▶ _DO THIS_
Reproduce the data below word for word, from its first line through the line containing "legend-box (190, 583, 344, 667)", including both of those lines and nothing after them.

★ ★ ★ ★

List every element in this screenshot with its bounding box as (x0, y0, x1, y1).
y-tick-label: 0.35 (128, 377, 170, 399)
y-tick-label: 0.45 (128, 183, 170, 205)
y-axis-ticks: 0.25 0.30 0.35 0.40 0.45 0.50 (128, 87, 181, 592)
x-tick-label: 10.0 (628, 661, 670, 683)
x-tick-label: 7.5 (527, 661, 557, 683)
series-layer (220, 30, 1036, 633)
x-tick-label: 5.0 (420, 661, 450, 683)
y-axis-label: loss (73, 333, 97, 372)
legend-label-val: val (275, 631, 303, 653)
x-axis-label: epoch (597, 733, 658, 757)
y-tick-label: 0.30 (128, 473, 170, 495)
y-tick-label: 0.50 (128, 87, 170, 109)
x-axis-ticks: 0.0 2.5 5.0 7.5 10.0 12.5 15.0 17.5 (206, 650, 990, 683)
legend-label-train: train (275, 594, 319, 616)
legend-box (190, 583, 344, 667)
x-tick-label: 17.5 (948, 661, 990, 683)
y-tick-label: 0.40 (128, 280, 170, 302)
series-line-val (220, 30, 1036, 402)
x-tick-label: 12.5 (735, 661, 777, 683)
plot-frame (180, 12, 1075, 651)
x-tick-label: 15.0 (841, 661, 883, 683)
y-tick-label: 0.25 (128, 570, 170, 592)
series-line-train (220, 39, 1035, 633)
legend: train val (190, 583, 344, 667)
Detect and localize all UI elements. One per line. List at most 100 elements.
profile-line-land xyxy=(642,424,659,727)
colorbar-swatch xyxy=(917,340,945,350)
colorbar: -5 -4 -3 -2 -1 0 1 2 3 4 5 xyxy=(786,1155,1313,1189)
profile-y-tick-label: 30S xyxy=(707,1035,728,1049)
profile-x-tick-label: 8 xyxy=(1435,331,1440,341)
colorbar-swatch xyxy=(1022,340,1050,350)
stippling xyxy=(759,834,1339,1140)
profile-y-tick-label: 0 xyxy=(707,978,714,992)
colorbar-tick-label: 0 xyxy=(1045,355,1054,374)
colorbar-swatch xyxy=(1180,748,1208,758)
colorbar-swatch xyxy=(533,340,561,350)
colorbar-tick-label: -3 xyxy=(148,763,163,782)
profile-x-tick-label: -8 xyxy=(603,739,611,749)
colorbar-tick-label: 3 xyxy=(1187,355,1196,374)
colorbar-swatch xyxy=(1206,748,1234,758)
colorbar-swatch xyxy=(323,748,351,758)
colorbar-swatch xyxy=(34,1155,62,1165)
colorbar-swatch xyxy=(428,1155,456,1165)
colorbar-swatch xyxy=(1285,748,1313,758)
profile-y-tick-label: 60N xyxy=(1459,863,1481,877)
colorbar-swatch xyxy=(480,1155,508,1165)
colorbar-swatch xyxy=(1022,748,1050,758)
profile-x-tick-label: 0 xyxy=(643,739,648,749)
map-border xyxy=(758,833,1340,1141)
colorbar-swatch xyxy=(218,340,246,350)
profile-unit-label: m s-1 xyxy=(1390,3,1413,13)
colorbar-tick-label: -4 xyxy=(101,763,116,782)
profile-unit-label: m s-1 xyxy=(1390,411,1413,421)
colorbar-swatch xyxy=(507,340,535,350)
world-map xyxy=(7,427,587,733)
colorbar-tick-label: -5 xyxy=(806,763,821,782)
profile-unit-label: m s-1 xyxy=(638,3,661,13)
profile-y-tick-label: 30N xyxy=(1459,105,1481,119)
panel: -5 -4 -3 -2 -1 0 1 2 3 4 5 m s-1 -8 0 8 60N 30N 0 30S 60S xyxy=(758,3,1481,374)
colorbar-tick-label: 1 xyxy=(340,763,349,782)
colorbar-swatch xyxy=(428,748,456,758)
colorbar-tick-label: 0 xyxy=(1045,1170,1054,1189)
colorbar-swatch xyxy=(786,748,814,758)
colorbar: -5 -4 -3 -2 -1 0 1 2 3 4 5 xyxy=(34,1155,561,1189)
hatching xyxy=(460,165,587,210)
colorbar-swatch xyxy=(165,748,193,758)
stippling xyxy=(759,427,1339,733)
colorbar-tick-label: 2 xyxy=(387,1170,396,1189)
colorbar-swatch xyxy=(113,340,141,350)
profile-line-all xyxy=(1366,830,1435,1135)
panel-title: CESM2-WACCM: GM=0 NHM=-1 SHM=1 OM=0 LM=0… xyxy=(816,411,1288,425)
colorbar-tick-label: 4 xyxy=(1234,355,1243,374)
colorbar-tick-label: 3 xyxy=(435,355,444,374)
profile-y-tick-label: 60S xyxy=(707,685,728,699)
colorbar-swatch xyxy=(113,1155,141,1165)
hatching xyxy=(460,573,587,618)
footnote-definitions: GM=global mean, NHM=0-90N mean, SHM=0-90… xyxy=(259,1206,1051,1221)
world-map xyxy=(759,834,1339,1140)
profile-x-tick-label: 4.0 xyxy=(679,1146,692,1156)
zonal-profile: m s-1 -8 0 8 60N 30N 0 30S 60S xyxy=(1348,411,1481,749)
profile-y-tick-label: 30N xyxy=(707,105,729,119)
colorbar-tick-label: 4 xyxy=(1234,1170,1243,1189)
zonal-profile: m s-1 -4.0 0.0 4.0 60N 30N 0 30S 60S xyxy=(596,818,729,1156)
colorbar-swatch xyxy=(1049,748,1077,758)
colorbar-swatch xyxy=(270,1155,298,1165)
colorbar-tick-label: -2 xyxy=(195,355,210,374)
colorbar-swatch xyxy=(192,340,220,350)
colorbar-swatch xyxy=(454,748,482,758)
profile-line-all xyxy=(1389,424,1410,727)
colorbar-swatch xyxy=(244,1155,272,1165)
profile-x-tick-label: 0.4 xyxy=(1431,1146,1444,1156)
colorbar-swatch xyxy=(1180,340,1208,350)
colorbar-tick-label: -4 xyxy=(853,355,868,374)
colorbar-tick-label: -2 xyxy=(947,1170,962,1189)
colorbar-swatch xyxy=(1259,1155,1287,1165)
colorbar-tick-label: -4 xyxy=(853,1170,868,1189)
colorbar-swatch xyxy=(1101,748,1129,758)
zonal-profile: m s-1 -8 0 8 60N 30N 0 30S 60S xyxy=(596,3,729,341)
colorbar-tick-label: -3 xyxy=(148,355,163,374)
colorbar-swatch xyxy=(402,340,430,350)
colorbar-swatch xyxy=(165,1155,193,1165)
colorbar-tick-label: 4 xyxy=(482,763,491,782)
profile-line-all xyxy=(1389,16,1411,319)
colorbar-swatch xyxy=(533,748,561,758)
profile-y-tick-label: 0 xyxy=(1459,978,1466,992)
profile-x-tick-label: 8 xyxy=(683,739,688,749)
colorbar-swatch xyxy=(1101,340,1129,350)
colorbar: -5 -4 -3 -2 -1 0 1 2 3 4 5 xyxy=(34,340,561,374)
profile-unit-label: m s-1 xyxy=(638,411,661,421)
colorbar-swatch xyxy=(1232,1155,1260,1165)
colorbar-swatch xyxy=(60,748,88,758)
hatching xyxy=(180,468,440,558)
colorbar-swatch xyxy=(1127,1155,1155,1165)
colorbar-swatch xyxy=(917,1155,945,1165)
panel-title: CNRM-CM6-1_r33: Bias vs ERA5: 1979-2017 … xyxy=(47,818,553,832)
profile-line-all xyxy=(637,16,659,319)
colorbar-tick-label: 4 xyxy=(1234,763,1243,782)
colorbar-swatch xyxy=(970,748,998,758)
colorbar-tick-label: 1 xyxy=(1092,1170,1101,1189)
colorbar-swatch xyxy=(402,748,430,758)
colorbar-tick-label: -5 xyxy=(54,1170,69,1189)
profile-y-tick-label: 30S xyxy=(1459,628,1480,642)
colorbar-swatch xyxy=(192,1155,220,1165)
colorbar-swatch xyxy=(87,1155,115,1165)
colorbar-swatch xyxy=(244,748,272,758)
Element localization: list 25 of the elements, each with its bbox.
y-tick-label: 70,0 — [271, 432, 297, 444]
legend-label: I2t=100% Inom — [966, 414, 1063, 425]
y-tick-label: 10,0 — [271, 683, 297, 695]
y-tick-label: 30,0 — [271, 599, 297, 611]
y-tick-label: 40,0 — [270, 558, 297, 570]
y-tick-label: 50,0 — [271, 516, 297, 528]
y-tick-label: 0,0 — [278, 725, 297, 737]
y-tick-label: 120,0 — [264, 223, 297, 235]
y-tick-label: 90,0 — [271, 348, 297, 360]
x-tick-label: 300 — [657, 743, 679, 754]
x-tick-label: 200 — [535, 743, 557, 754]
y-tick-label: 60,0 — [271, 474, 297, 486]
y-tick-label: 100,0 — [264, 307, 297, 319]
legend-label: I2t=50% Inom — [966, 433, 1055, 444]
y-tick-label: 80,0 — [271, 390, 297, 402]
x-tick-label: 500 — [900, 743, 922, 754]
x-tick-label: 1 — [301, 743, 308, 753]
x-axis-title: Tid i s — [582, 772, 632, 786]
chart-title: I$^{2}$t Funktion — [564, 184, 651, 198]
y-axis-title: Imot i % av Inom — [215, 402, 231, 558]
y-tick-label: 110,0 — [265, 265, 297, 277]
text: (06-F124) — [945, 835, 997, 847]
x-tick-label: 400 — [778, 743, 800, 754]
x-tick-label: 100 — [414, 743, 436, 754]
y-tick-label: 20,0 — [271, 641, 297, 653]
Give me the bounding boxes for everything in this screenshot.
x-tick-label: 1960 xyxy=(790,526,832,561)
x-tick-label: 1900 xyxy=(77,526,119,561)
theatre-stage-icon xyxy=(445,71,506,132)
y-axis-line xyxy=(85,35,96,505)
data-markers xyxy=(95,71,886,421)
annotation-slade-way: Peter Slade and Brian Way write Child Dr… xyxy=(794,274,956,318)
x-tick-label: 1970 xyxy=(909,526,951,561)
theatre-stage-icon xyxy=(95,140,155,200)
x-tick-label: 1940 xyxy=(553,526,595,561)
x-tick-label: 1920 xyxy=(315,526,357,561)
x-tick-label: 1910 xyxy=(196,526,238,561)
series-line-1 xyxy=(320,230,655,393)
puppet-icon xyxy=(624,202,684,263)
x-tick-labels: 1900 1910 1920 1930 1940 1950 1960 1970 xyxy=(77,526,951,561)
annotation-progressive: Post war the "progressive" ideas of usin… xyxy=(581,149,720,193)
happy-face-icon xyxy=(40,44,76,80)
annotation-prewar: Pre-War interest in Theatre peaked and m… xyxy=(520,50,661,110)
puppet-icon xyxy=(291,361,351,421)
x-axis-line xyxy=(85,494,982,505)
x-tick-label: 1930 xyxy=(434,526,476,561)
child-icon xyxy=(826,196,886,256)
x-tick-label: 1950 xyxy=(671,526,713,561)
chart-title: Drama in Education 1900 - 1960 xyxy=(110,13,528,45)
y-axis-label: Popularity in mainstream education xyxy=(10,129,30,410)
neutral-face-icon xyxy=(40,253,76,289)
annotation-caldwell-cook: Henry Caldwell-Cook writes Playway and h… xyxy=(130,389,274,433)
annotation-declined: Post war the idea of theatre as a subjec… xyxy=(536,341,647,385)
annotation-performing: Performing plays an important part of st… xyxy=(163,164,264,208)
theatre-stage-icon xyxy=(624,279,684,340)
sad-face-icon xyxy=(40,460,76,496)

★ ★ ★ ★

▶ _OUTPUT BELOW_
List every element in this screenshot with its bounding box as (x0, y0, x1, y1).
y-tick-label: 0.35 (128, 377, 170, 399)
y-tick-label: 0.45 (128, 183, 170, 205)
y-axis-ticks: 0.25 0.30 0.35 0.40 0.45 0.50 (128, 87, 181, 592)
x-tick-label: 10.0 (628, 661, 670, 683)
x-tick-label: 7.5 (527, 661, 557, 683)
series-layer (220, 30, 1036, 633)
x-tick-label: 5.0 (420, 661, 450, 683)
y-axis-label: loss (73, 333, 97, 372)
legend-label-val: val (275, 631, 303, 653)
x-axis-label: epoch (597, 733, 658, 757)
y-tick-label: 0.30 (128, 473, 170, 495)
y-tick-label: 0.50 (128, 87, 170, 109)
x-axis-ticks: 0.0 2.5 5.0 7.5 10.0 12.5 15.0 17.5 (206, 650, 990, 683)
legend-label-train: train (275, 594, 319, 616)
legend-box (190, 583, 344, 667)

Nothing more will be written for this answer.